- _The request_: Copy the data that follows, character for character, minus the pictures.
%%
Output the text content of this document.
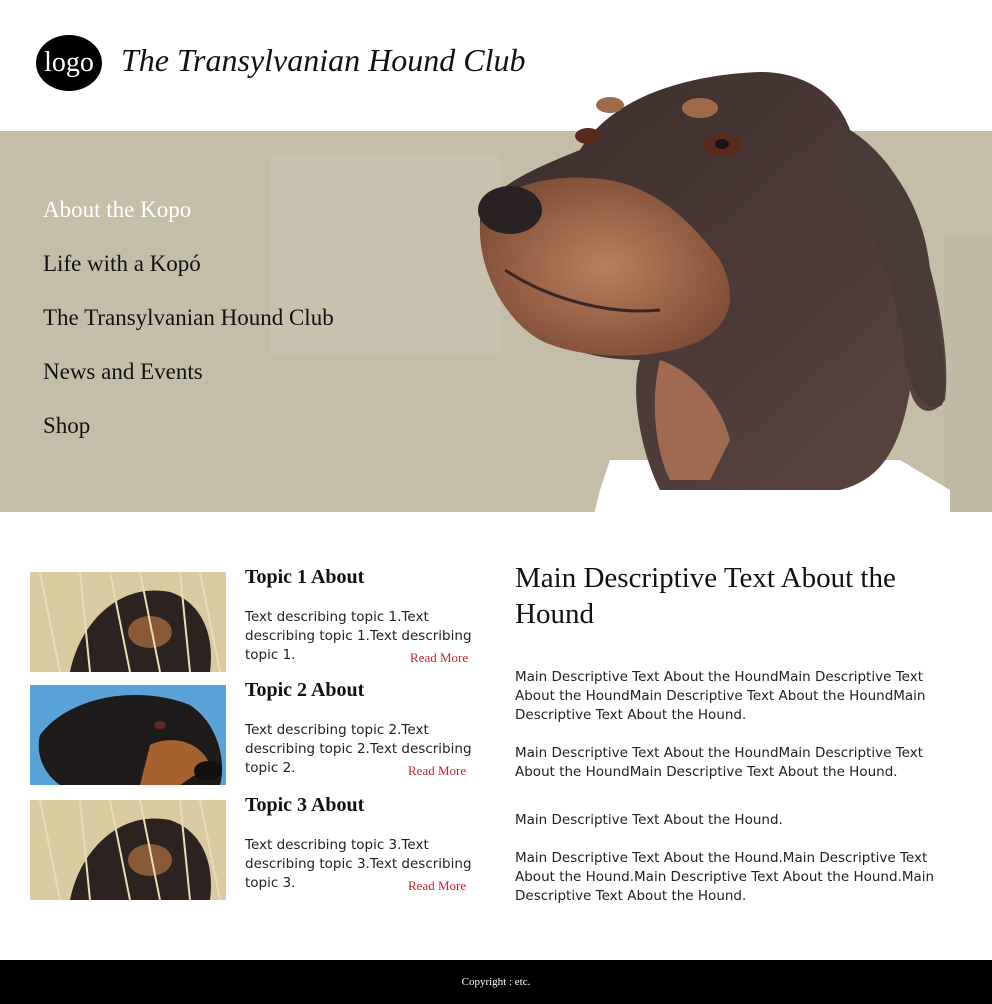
logo The Transylvanian Hound Club
About the Kopo
Life with a Kopó
The Transylvanian Hound Club
News and Events
Shop
Topic 1 About
Text describing topic 1.Text describing topic 1.Text describing topic 1.	Read More
Topic 2 About
Text describing topic 2.Text describing topic 2.Text describing topic 2.	Read More
Topic 3 About
Text describing topic 3.Text describing topic 3.Text describing topic 3.	Read More
Main Descriptive Text About the Hound

Main Descriptive Text About the HoundMain Descriptive Text About the HoundMain Descriptive Text About the HoundMain Descriptive Text About the Hound.

Main Descriptive Text About the HoundMain Descriptive Text About the HoundMain Descriptive Text About the Hound.

Main Descriptive Text About the Hound.

Main Descriptive Text About the Hound.Main Descriptive Text About the Hound.Main Descriptive Text About the Hound.Main Descriptive Text About the Hound.

Copyright : etc.
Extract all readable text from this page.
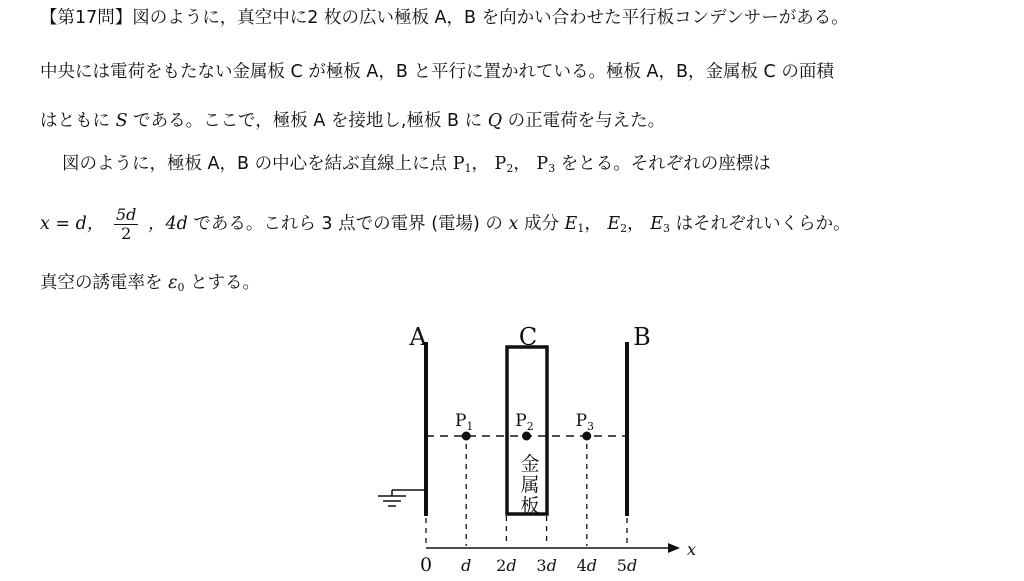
【第17問】図のように，真空中に2 枚の広い極板 A，B を向かい合わせた平行板コンデンサーがある。
中央には電荷をもたない金属板 C が極板 A，B と平行に置かれている。極板 A，B，金属板 C の面積
はともに S である。ここで，極板 A を接地し,極板 B に Q の正電荷を与えた。
図のように，極板 A，B の中心を結ぶ直線上に点 $P_1$， $P_2$， $P_3$ をとる。それぞれの座標は
x = d， $\frac{5d}{2}$ ，4d である。これら 3 点での電界 (電場) の x 成分 $E_1$， $E_2$， $E_3$ はそれぞれいくらか。
真空の誘電率を $\varepsilon_0$ とする。
A	C	B
金
属
板
x
0 d 2d 3d 4d 5d
$P_1$ $P_2$ $P_3$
%%
- _Worked answer_:
Output the text content of this document.
logo The Transylvanian Hound Club
About the Kopo
Life with a Kopó
The Transylvanian Hound Club
News and Events
Shop
Topic 1 About
Text describing topic 1.Text describing topic 1.Text describing topic 1.	Read More
Topic 2 About
Text describing topic 2.Text describing topic 2.Text describing topic 2.	Read More
Topic 3 About
Text describing topic 3.Text describing topic 3.Text describing topic 3.	Read More
Main Descriptive Text About the Hound

Main Descriptive Text About the HoundMain Descriptive Text About the HoundMain Descriptive Text About the HoundMain Descriptive Text About the Hound.

Main Descriptive Text About the HoundMain Descriptive Text About the HoundMain Descriptive Text About the Hound.

Main Descriptive Text About the Hound.

Main Descriptive Text About the Hound.Main Descriptive Text About the Hound.Main Descriptive Text About the Hound.Main Descriptive Text About the Hound.

Copyright : etc.
Extract all readable text from this page.
【第17問】図のように，真空中に2 枚の広い極板 A，B を向かい合わせた平行板コンデンサーがある。
中央には電荷をもたない金属板 C が極板 A，B と平行に置かれている。極板 A，B，金属板 C の面積
はともに S である。ここで，極板 A を接地し,極板 B に Q の正電荷を与えた。
図のように，極板 A，B の中心を結ぶ直線上に点 $P_1$， $P_2$， $P_3$ をとる。それぞれの座標は
x = d， $\frac{5d}{2}$ ，4d である。これら 3 点での電界 (電場) の x 成分 $E_1$， $E_2$， $E_3$ はそれぞれいくらか。
真空の誘電率を $\varepsilon_0$ とする。
A	C	B
金
属
板
x
0 d 2d 3d 4d 5d
$P_1$ $P_2$ $P_3$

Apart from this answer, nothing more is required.